### [Stated exercise]
Your answer should be only a number: how many lines include the word "navigation".

· · · · · · ·

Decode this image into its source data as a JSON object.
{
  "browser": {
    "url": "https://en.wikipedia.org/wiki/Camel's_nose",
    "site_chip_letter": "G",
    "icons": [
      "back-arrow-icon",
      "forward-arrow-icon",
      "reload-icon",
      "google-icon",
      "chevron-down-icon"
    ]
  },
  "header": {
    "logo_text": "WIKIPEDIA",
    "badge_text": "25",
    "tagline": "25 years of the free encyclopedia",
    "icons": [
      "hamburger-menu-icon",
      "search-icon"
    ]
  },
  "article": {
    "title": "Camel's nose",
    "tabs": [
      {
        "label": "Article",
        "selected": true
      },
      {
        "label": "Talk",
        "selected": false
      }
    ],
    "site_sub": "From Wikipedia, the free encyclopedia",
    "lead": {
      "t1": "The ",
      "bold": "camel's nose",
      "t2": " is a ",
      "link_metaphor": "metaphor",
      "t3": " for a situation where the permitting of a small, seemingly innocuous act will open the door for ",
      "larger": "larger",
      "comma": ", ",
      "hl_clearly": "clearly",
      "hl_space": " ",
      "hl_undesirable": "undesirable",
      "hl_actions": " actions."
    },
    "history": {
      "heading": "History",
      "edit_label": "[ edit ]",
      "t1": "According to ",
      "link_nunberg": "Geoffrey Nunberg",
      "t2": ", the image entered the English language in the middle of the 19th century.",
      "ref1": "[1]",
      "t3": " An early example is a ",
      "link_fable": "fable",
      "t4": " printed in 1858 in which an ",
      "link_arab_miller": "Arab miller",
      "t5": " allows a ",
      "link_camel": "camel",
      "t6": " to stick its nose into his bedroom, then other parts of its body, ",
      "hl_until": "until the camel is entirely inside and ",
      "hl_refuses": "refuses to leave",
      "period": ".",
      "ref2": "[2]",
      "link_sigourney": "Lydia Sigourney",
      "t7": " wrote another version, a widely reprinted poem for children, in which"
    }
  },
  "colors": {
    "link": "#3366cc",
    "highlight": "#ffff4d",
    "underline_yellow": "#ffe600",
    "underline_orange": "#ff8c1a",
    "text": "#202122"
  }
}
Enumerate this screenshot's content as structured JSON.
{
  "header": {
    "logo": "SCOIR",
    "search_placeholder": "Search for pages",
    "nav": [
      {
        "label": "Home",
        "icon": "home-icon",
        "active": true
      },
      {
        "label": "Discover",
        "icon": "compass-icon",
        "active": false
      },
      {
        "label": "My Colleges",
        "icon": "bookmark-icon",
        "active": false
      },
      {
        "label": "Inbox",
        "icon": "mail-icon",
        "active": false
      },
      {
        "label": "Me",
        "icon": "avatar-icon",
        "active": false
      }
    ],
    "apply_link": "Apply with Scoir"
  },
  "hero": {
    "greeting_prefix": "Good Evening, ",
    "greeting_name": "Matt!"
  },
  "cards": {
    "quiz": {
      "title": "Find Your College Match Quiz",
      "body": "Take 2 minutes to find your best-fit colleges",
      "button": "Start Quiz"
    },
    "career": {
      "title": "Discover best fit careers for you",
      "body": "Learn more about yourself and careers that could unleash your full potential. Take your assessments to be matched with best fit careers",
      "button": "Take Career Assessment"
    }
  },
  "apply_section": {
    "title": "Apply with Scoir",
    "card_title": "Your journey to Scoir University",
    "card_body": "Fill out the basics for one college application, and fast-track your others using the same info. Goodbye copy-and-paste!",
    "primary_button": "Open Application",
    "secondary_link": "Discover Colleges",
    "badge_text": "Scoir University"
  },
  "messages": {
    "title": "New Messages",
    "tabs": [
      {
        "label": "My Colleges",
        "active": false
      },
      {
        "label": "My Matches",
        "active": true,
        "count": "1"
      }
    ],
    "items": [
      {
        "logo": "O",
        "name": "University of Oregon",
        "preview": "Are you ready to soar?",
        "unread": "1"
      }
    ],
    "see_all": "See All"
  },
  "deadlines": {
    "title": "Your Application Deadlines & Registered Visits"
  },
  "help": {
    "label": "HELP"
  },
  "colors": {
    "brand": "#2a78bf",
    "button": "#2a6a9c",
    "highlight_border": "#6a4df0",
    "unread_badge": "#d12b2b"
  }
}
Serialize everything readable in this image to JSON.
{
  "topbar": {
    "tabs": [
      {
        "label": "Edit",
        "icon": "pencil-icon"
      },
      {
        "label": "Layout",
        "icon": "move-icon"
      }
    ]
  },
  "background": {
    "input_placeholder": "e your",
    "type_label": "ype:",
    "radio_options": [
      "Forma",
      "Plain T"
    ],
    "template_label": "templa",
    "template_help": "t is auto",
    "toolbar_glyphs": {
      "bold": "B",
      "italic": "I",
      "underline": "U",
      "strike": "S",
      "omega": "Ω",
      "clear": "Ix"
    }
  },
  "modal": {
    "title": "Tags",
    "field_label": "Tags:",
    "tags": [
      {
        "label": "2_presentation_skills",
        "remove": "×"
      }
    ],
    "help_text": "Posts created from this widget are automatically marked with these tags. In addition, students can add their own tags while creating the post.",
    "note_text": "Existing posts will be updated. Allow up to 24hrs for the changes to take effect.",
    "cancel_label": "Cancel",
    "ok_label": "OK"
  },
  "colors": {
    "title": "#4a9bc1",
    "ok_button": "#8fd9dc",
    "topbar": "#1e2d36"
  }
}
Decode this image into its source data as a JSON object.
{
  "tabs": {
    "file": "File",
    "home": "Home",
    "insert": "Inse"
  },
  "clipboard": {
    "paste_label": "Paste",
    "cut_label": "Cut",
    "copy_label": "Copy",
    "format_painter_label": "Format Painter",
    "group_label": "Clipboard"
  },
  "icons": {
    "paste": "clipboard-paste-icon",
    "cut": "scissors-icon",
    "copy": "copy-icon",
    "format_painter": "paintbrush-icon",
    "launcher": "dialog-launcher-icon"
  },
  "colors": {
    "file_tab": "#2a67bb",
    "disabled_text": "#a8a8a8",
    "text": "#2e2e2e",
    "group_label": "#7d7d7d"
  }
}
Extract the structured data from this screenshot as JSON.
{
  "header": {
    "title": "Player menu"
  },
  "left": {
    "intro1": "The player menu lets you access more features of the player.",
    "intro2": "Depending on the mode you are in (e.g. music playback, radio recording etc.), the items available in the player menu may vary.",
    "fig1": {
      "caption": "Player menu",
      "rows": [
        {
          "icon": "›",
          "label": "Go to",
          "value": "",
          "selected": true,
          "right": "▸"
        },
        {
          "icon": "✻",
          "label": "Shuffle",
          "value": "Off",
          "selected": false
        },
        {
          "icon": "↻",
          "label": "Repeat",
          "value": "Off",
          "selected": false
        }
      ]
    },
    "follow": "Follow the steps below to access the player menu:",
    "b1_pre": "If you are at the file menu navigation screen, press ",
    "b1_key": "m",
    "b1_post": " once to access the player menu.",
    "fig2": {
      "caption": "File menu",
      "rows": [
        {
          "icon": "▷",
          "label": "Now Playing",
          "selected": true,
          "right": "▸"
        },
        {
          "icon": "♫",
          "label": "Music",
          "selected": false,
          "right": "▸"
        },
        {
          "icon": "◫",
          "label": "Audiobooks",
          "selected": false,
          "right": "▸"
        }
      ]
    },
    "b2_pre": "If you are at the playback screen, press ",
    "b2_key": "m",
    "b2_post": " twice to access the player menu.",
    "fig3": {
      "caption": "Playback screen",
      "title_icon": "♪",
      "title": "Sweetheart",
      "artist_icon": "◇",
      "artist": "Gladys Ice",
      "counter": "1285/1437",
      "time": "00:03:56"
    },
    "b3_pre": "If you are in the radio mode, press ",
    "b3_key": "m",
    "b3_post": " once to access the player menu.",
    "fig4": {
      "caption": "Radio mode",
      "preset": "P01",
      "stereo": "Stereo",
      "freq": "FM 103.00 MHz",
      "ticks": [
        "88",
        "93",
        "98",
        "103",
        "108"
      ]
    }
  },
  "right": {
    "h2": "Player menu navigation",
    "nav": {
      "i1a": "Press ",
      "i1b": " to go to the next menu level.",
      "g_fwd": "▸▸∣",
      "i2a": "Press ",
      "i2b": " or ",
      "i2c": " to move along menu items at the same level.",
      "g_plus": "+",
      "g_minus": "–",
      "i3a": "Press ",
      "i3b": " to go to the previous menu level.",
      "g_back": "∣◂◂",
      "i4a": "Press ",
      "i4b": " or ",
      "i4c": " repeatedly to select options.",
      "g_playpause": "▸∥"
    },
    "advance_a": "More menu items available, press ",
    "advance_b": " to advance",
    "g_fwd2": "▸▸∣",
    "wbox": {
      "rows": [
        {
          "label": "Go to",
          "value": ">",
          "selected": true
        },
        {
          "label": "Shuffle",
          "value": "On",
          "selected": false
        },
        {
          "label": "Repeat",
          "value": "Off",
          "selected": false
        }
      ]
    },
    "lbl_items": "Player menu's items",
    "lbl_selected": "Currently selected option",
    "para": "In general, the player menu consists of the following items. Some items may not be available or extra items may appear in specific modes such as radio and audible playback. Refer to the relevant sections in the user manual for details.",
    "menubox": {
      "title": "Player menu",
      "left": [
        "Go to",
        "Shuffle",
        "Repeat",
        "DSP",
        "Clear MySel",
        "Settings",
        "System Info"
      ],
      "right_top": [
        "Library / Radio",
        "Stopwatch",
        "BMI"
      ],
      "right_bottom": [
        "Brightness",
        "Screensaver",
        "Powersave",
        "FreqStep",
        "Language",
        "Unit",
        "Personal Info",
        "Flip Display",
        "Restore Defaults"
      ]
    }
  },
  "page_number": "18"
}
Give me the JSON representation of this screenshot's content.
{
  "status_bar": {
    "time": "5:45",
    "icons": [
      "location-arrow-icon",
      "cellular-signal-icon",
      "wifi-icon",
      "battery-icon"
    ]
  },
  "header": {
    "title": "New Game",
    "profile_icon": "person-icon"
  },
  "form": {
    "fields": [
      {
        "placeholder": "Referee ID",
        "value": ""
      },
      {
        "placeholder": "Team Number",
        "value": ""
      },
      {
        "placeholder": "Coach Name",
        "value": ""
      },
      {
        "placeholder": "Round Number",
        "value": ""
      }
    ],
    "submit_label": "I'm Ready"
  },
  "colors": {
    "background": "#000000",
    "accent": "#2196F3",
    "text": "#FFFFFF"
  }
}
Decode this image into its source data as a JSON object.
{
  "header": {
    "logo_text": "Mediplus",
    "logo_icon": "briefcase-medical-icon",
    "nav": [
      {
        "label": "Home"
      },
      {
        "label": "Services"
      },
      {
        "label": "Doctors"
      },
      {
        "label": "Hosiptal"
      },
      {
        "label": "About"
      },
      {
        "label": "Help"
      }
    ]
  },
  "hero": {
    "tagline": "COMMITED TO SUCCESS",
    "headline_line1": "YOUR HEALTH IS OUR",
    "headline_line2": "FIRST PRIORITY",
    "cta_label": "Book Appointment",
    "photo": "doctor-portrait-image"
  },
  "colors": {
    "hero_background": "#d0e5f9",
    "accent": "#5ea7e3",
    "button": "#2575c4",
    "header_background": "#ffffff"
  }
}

· · · · · · ·

### [Answer for this exercise]
2